## WHAT TO DO
Quote the whole listing exactly. Leave the pictures out of your copy.

(Entries taken from a collection)

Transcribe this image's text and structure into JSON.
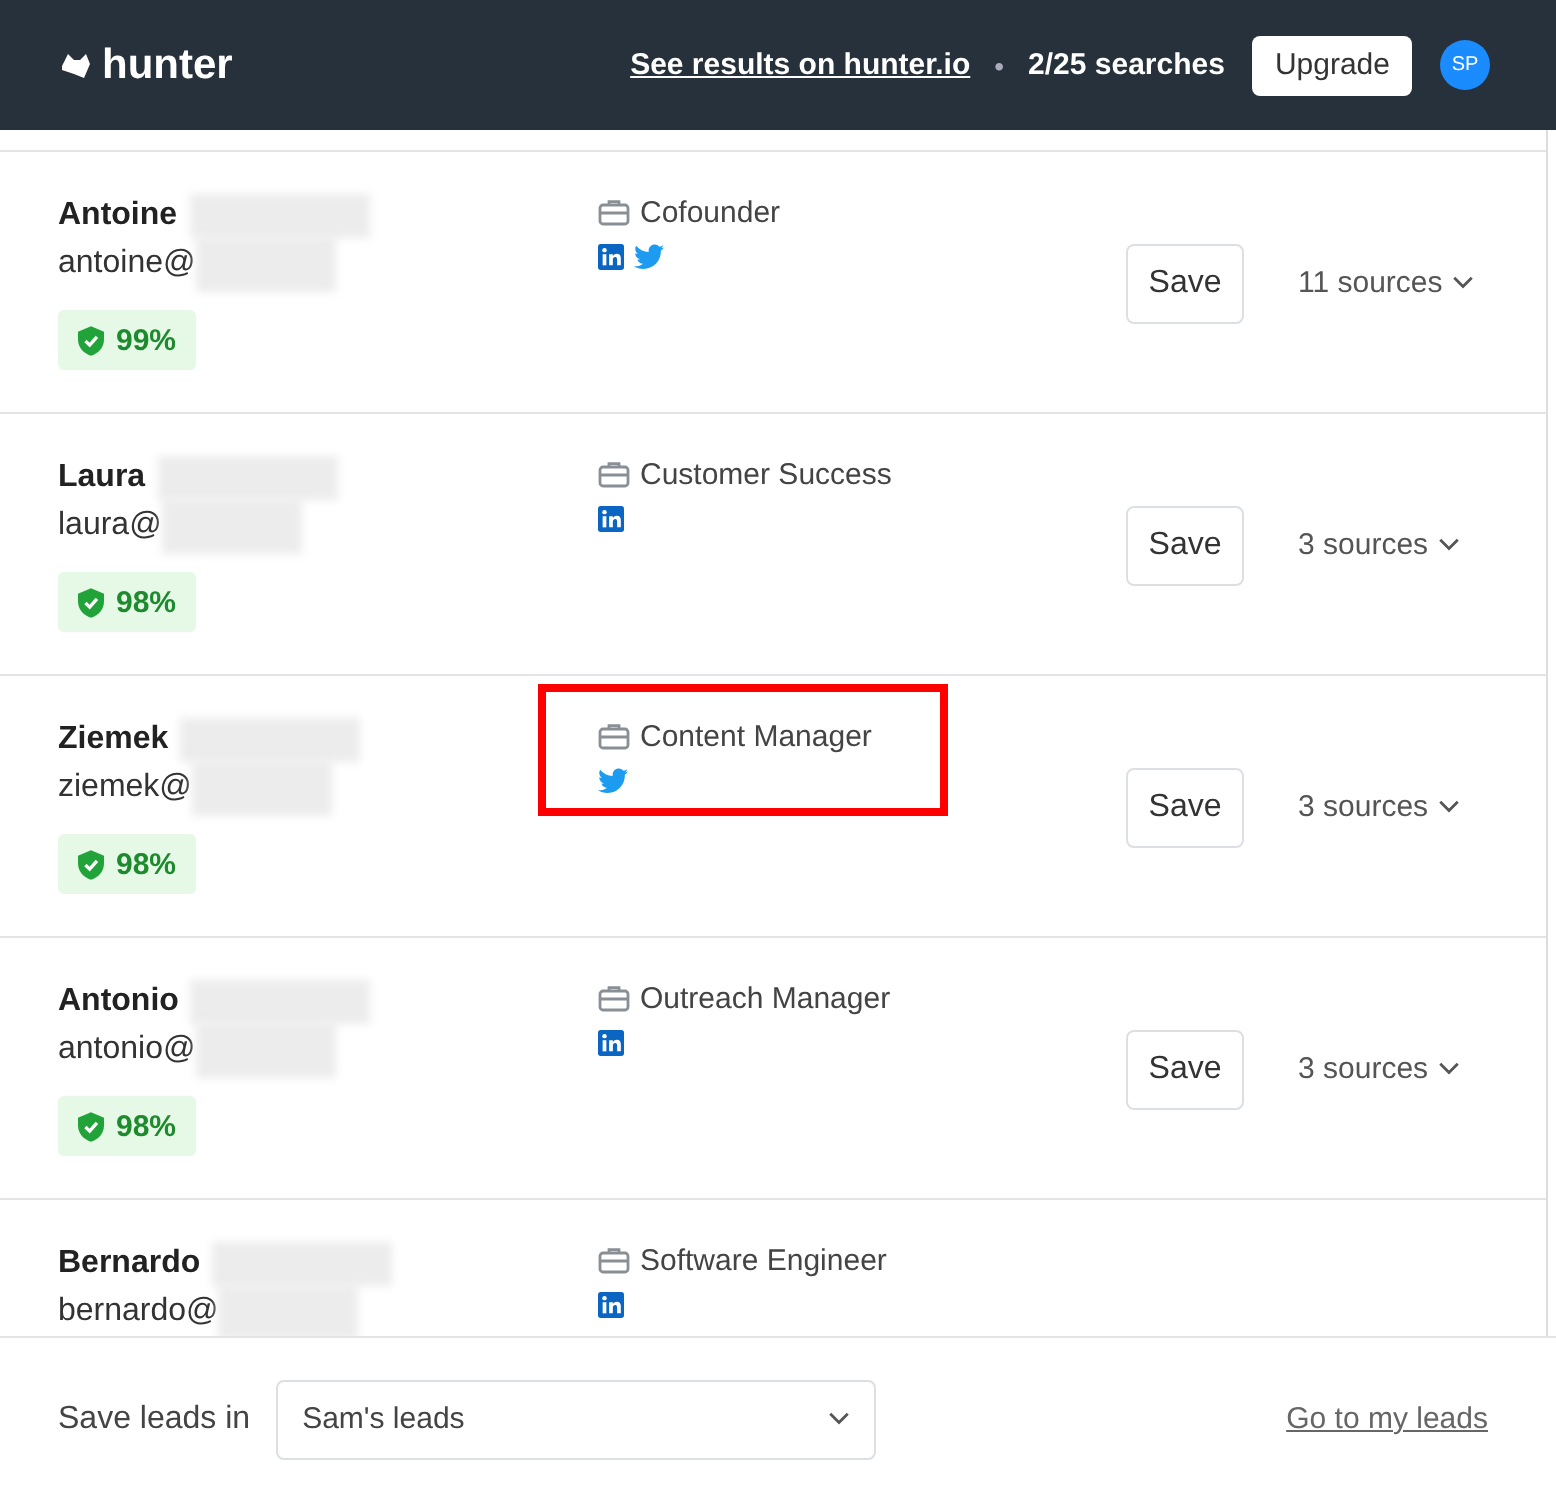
{
  "header": {
    "logo": "hunter",
    "link": "See results on hunter.io",
    "separator": "•",
    "searches": "2/25 searches",
    "upgrade_button": "Upgrade",
    "avatar": "SP"
  },
  "leads": [
    {
      "first_name": "Antoine",
      "email_prefix": "antoine@",
      "score": "99%",
      "position": "Cofounder",
      "socials": [
        {
          "kind": "linkedin"
        },
        {
          "kind": "twitter"
        }
      ],
      "save_button": "Save",
      "sources": "11 sources",
      "highlighted": false
    },
    {
      "first_name": "Laura",
      "email_prefix": "laura@",
      "score": "98%",
      "position": "Customer Success",
      "socials": [
        {
          "kind": "linkedin"
        }
      ],
      "save_button": "Save",
      "sources": "3 sources",
      "highlighted": false
    },
    {
      "first_name": "Ziemek",
      "email_prefix": "ziemek@",
      "score": "98%",
      "position": "Content Manager",
      "socials": [
        {
          "kind": "twitter"
        }
      ],
      "save_button": "Save",
      "sources": "3 sources",
      "highlighted": true
    },
    {
      "first_name": "Antonio",
      "email_prefix": "antonio@",
      "score": "98%",
      "position": "Outreach Manager",
      "socials": [
        {
          "kind": "linkedin"
        }
      ],
      "save_button": "Save",
      "sources": "3 sources",
      "highlighted": false
    },
    {
      "first_name": "Bernardo",
      "email_prefix": "bernardo@",
      "position": "Software Engineer",
      "socials": [
        {
          "kind": "linkedin"
        }
      ],
      "highlighted": false
    }
  ],
  "footer": {
    "label": "Save leads in",
    "list_select": {
      "value": "Sam's leads"
    },
    "link": "Go to my leads"
  }
}
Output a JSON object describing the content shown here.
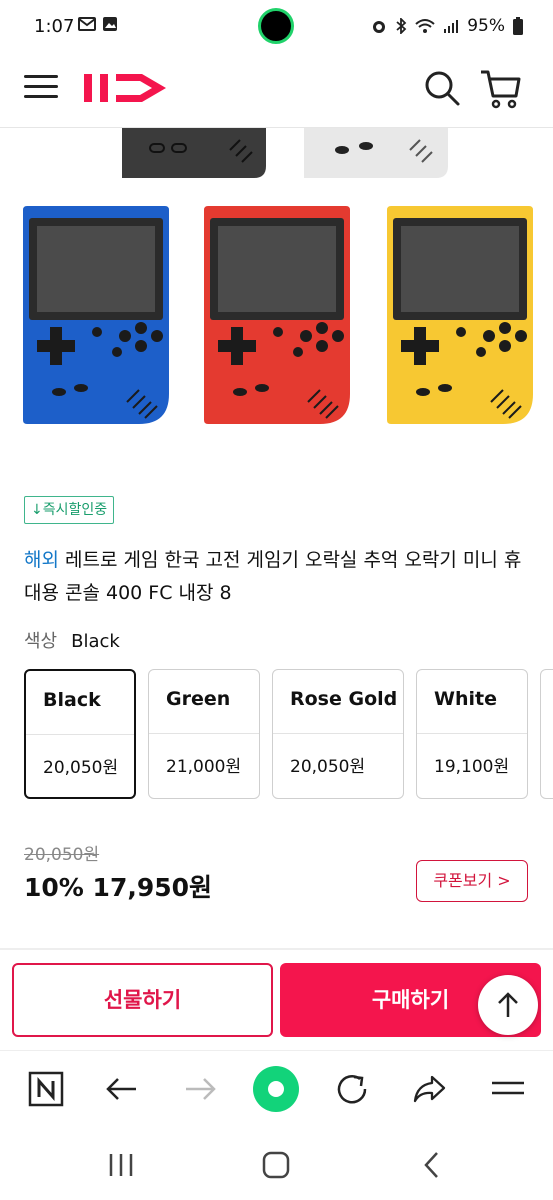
{
  "status_bar": {
    "time": "1:07",
    "notif_icons": [
      "gmail-icon",
      "gallery-icon"
    ],
    "right_icons": [
      "alarm-icon",
      "bluetooth-icon",
      "wifi-icon",
      "signal-icon"
    ],
    "battery": "95%"
  },
  "header": {
    "logo_text": "11",
    "icons": [
      "menu-icon",
      "search-icon",
      "cart-icon"
    ]
  },
  "product": {
    "images": [
      {
        "color": "#3b3b3b"
      },
      {
        "color": "#e8e8e8"
      },
      {
        "color": "#1d5fc9"
      },
      {
        "color": "#e43a30"
      },
      {
        "color": "#f7c832"
      }
    ],
    "cert_badge": "↓즉시할인중",
    "overseas_label": "해외",
    "title": " 레트로 게임 한국 고전 게임기 오락실 추억 오락기 미니 휴대용 콘솔 400 FC 내장 8",
    "option_key": "색상",
    "option_value": "Black",
    "options": [
      {
        "name": "Black",
        "price": "20,050원",
        "selected": true
      },
      {
        "name": "Green",
        "price": "21,000원",
        "selected": false
      },
      {
        "name": "Rose Gold",
        "price": "20,050원",
        "selected": false
      },
      {
        "name": "White",
        "price": "19,100원",
        "selected": false
      }
    ],
    "original_price": "20,050원",
    "sale_price": "10% 17,950원",
    "coupon_label": "쿠폰보기 >"
  },
  "actions": {
    "gift_label": "선물하기",
    "buy_label": "구매하기"
  },
  "colors": {
    "brand": "#f4154d",
    "gift_border": "#e0164a",
    "badge_green": "#1a9e6d",
    "overseas_blue": "#1478c8"
  },
  "browser_bar": {
    "icons": [
      "naver-icon",
      "back-arrow-icon",
      "forward-arrow-icon",
      "home-circle-icon",
      "refresh-icon",
      "share-icon",
      "menu-icon"
    ]
  },
  "system_nav": {
    "icons": [
      "recent-apps-icon",
      "home-icon",
      "back-icon"
    ]
  }
}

## RESPONSE TO THE TASK
Transcribe this image's text and structure into JSON.
{
  "header": {
    "logo": "hunter",
    "link": "See results on hunter.io",
    "separator": "•",
    "searches": "2/25 searches",
    "upgrade_button": "Upgrade",
    "avatar": "SP"
  },
  "leads": [
    {
      "first_name": "Antoine",
      "email_prefix": "antoine@",
      "score": "99%",
      "position": "Cofounder",
      "socials": [
        {
          "kind": "linkedin"
        },
        {
          "kind": "twitter"
        }
      ],
      "save_button": "Save",
      "sources": "11 sources",
      "highlighted": false
    },
    {
      "first_name": "Laura",
      "email_prefix": "laura@",
      "score": "98%",
      "position": "Customer Success",
      "socials": [
        {
          "kind": "linkedin"
        }
      ],
      "save_button": "Save",
      "sources": "3 sources",
      "highlighted": false
    },
    {
      "first_name": "Ziemek",
      "email_prefix": "ziemek@",
      "score": "98%",
      "position": "Content Manager",
      "socials": [
        {
          "kind": "twitter"
        }
      ],
      "save_button": "Save",
      "sources": "3 sources",
      "highlighted": true
    },
    {
      "first_name": "Antonio",
      "email_prefix": "antonio@",
      "score": "98%",
      "position": "Outreach Manager",
      "socials": [
        {
          "kind": "linkedin"
        }
      ],
      "save_button": "Save",
      "sources": "3 sources",
      "highlighted": false
    },
    {
      "first_name": "Bernardo",
      "email_prefix": "bernardo@",
      "position": "Software Engineer",
      "socials": [
        {
          "kind": "linkedin"
        }
      ],
      "highlighted": false
    }
  ],
  "footer": {
    "label": "Save leads in",
    "list_select": {
      "value": "Sam's leads"
    },
    "link": "Go to my leads"
  }
}
Output a JSON object describing the content shown here.
{
  "status_bar": {
    "time": "1:07",
    "notif_icons": [
      "gmail-icon",
      "gallery-icon"
    ],
    "right_icons": [
      "alarm-icon",
      "bluetooth-icon",
      "wifi-icon",
      "signal-icon"
    ],
    "battery": "95%"
  },
  "header": {
    "logo_text": "11",
    "icons": [
      "menu-icon",
      "search-icon",
      "cart-icon"
    ]
  },
  "product": {
    "images": [
      {
        "color": "#3b3b3b"
      },
      {
        "color": "#e8e8e8"
      },
      {
        "color": "#1d5fc9"
      },
      {
        "color": "#e43a30"
      },
      {
        "color": "#f7c832"
      }
    ],
    "cert_badge": "↓즉시할인중",
    "overseas_label": "해외",
    "title": " 레트로 게임 한국 고전 게임기 오락실 추억 오락기 미니 휴대용 콘솔 400 FC 내장 8",
    "option_key": "색상",
    "option_value": "Black",
    "options": [
      {
        "name": "Black",
        "price": "20,050원",
        "selected": true
      },
      {
        "name": "Green",
        "price": "21,000원",
        "selected": false
      },
      {
        "name": "Rose Gold",
        "price": "20,050원",
        "selected": false
      },
      {
        "name": "White",
        "price": "19,100원",
        "selected": false
      }
    ],
    "original_price": "20,050원",
    "sale_price": "10% 17,950원",
    "coupon_label": "쿠폰보기 >"
  },
  "actions": {
    "gift_label": "선물하기",
    "buy_label": "구매하기"
  },
  "colors": {
    "brand": "#f4154d",
    "gift_border": "#e0164a",
    "badge_green": "#1a9e6d",
    "overseas_blue": "#1478c8"
  },
  "browser_bar": {
    "icons": [
      "naver-icon",
      "back-arrow-icon",
      "forward-arrow-icon",
      "home-circle-icon",
      "refresh-icon",
      "share-icon",
      "menu-icon"
    ]
  },
  "system_nav": {
    "icons": [
      "recent-apps-icon",
      "home-icon",
      "back-icon"
    ]
  }
}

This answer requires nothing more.